■ GIVEN TASK ■
Check each line of the material below for "Зосимы", then copy the ones that contain it.

Data excerpts:
━━━━━━━━━━━━━━━━━━━━━━━━━━━━━━

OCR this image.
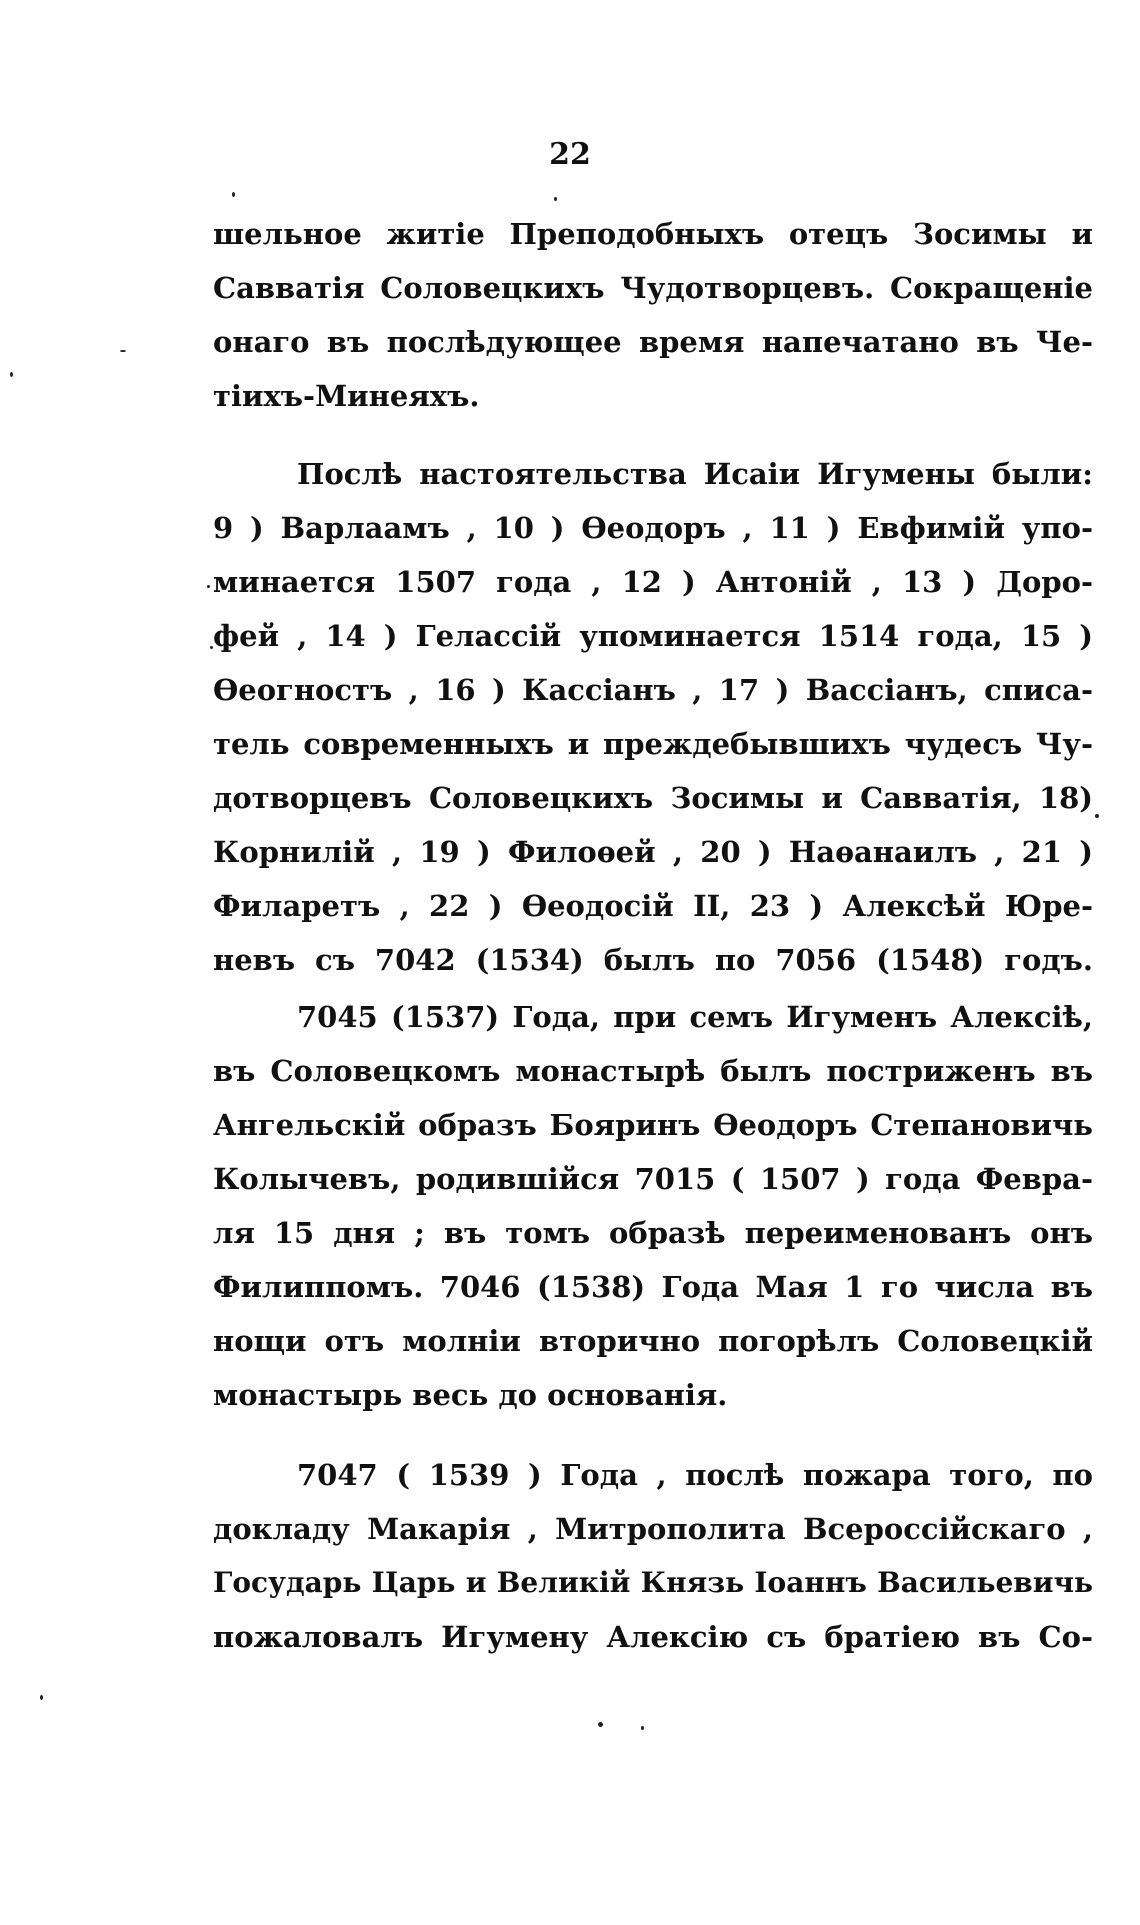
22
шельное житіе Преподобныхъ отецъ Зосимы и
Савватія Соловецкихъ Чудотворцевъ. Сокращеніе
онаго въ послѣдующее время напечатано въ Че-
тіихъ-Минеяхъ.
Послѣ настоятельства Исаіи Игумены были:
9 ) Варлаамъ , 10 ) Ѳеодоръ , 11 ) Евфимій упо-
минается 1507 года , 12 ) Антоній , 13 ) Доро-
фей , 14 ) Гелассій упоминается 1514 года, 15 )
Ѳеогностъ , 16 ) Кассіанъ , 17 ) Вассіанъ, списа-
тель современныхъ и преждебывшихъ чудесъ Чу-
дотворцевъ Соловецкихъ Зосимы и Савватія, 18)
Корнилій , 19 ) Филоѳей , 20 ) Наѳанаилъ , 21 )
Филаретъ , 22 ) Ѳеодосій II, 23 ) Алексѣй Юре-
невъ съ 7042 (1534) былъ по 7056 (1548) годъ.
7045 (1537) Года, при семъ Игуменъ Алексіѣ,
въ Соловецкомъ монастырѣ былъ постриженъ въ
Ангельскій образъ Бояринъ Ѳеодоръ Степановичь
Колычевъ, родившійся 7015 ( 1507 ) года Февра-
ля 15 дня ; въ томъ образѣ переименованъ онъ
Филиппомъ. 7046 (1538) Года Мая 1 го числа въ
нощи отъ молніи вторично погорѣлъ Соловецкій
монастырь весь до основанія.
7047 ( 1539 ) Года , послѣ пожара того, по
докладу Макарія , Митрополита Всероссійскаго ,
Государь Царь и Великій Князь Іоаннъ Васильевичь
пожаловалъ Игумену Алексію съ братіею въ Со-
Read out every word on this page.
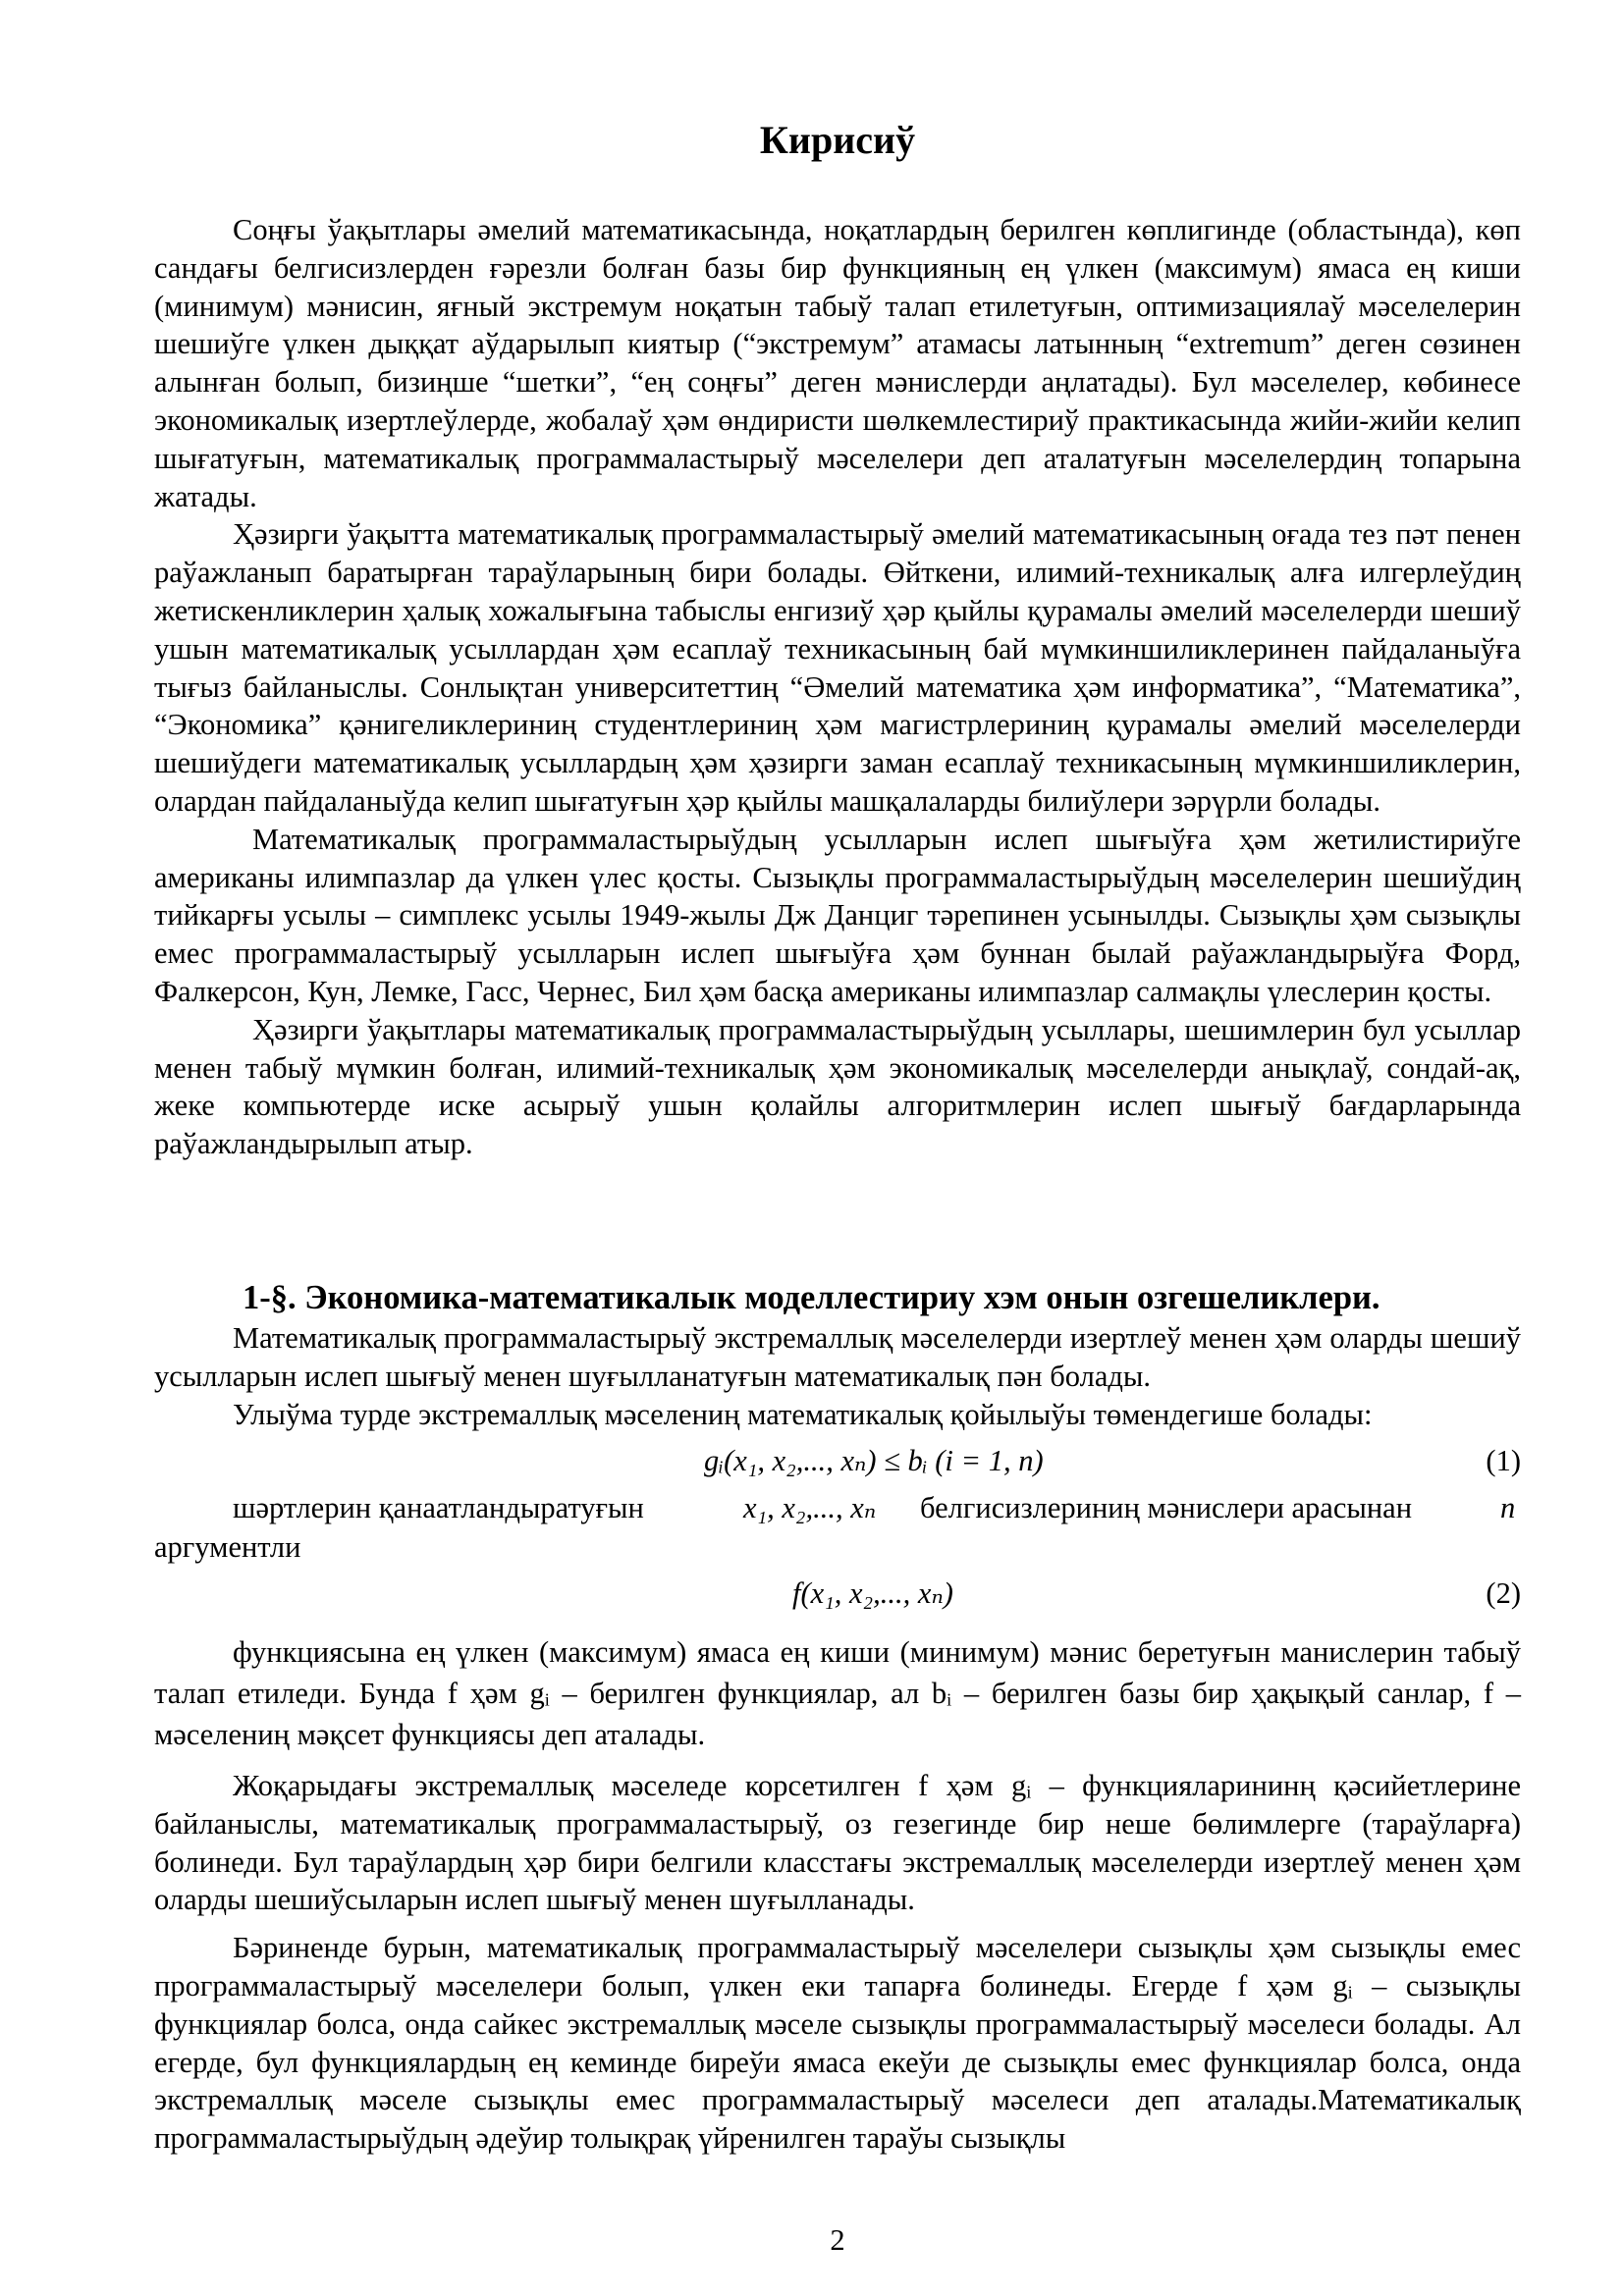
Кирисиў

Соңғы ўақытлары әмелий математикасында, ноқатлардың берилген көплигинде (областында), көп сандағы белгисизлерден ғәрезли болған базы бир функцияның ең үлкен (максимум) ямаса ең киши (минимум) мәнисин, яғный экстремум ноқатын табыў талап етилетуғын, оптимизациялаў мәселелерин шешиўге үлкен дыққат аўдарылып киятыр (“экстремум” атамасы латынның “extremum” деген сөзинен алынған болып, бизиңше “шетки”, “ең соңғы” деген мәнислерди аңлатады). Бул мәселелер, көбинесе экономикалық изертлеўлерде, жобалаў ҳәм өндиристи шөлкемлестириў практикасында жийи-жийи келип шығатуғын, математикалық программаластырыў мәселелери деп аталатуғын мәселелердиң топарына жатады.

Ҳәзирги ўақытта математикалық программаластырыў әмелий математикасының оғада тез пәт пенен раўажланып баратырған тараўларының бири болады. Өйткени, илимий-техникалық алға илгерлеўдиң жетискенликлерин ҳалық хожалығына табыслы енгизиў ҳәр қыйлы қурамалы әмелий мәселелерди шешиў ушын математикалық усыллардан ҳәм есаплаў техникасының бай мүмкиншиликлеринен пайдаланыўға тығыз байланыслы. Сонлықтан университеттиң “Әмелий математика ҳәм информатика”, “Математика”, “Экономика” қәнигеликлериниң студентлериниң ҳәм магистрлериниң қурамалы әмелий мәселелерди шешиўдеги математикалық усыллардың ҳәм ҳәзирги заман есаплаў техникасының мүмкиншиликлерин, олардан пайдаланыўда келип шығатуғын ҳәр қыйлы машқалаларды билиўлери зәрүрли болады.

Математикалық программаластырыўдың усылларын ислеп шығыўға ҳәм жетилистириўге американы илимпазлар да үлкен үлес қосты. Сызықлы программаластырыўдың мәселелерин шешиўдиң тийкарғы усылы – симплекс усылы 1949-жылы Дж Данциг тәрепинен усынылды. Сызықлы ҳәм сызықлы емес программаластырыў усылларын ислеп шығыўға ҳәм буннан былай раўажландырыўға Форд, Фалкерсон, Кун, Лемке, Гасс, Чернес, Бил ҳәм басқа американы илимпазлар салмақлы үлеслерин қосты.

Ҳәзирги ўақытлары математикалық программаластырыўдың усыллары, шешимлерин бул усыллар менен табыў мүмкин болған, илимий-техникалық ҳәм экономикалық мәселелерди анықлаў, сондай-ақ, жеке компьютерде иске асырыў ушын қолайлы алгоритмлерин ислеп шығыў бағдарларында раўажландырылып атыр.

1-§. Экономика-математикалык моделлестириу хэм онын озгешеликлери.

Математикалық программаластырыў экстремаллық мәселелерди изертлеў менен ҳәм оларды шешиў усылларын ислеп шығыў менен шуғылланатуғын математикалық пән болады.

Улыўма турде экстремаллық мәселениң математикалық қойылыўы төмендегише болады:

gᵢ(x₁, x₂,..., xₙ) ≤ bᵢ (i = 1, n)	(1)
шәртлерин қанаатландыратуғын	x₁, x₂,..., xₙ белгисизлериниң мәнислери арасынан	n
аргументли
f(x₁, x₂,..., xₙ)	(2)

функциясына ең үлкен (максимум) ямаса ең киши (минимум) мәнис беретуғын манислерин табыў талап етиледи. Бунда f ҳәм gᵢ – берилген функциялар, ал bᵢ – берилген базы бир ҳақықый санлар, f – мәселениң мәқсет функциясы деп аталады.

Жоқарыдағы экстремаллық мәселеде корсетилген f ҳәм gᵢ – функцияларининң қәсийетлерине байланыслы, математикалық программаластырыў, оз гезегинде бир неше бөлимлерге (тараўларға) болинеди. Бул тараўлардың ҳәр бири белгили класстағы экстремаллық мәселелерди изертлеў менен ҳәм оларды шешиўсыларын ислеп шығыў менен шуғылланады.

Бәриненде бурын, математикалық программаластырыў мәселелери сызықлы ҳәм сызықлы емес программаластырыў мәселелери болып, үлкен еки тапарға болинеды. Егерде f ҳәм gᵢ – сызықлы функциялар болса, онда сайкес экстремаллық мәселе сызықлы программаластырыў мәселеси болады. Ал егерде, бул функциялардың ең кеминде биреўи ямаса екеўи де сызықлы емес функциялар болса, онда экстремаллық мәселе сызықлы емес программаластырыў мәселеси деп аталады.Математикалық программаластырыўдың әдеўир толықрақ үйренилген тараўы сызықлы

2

━━━━━━━━━━━━━━━━━━━━━━━━━━━━━━

■ ANSWER TO THE PROBLEM ■
шельное житіе Преподобныхъ отецъ Зосимы и
дотворцевъ Соловецкихъ Зосимы и Савватія, 18)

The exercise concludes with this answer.